Dataset records
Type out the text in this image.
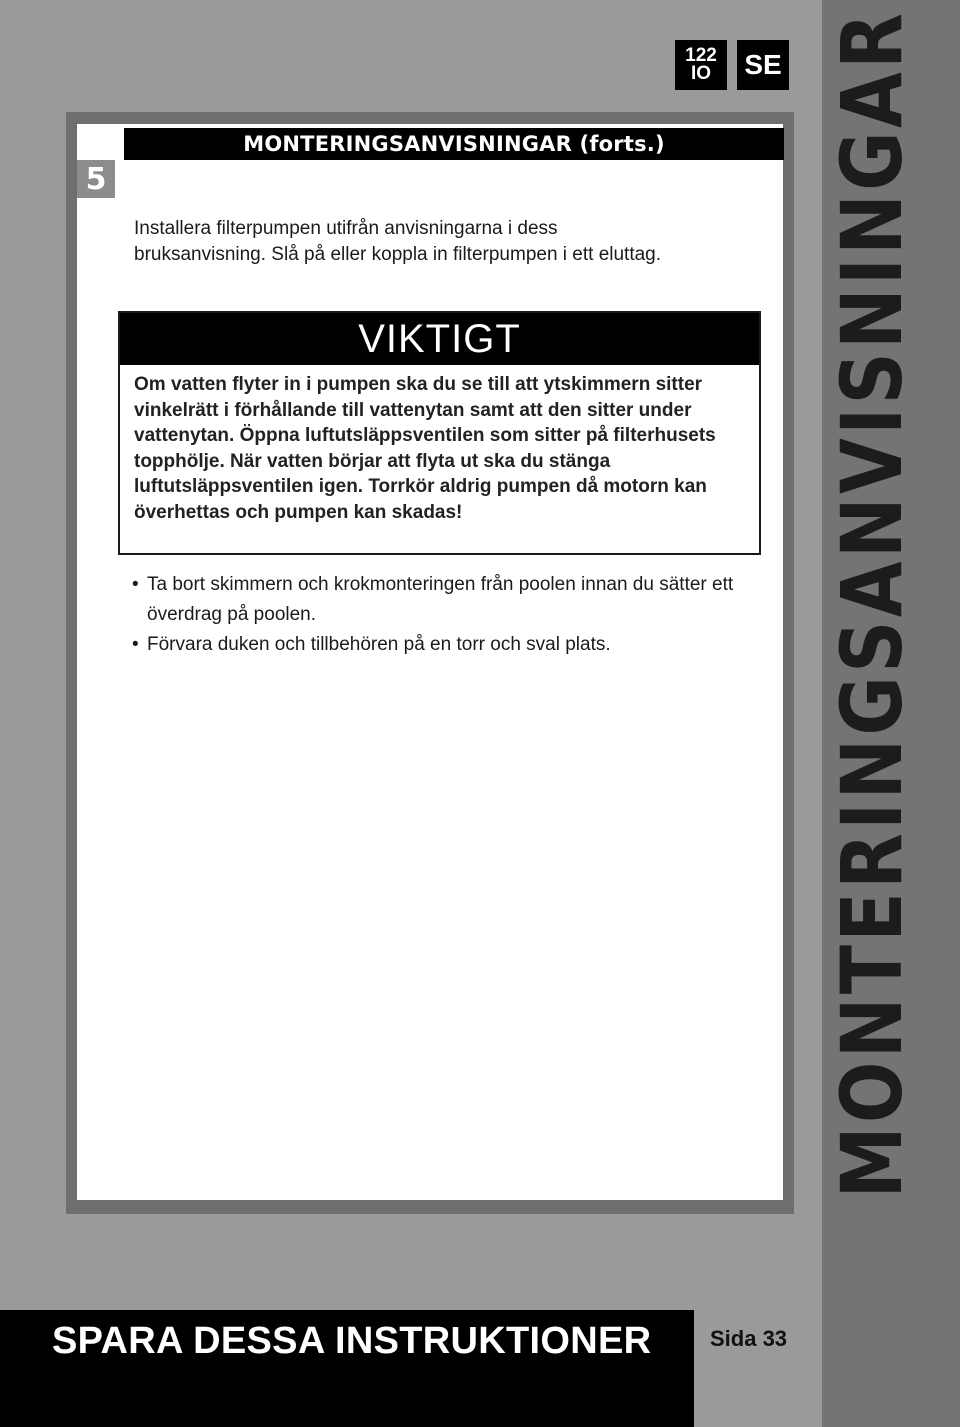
MONTERINGSANVISNINGAR
122
IO SE
5
MONTERINGSANVISNINGAR (forts.)

Installera filterpumpen utifrån anvisningarna i dess bruksanvisning. Slå på eller koppla in filterpumpen i ett eluttag.

VIKTIGT
Om vatten flyter in i pumpen ska du se till att ytskimmern sitter vinkelrätt i förhållande till vattenytan samt att den sitter under vattenytan. Öppna luftutsläppsventilen som sitter på filterhusets topphölje. När vatten börjar att flyta ut ska du stänga luftutsläppsventilen igen. Torrkör aldrig pumpen då motorn kan överhettas och pumpen kan skadas!
• Ta bort skimmern och krokmonteringen från poolen innan du sätter ett överdrag på poolen.
• Förvara duken och tillbehören på en torr och sval plats.
SPARA DESSA INSTRUKTIONER	Sida 33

> TASK OBJECTIVE
Retype every entry verbatim and exclude the pictures from the copy.

> OUTPUT FOR THIS EXERCISE
Type out the text in this image.
MONTERINGSANVISNINGAR
122
IO SE
5
MONTERINGSANVISNINGAR (forts.)

Installera filterpumpen utifrån anvisningarna i dess bruksanvisning. Slå på eller koppla in filterpumpen i ett eluttag.

VIKTIGT
Om vatten flyter in i pumpen ska du se till att ytskimmern sitter vinkelrätt i förhållande till vattenytan samt att den sitter under vattenytan. Öppna luftutsläppsventilen som sitter på filterhusets topphölje. När vatten börjar att flyta ut ska du stänga luftutsläppsventilen igen. Torrkör aldrig pumpen då motorn kan överhettas och pumpen kan skadas!
• Ta bort skimmern och krokmonteringen från poolen innan du sätter ett överdrag på poolen.
• Förvara duken och tillbehören på en torr och sval plats.
SPARA DESSA INSTRUKTIONER	Sida 33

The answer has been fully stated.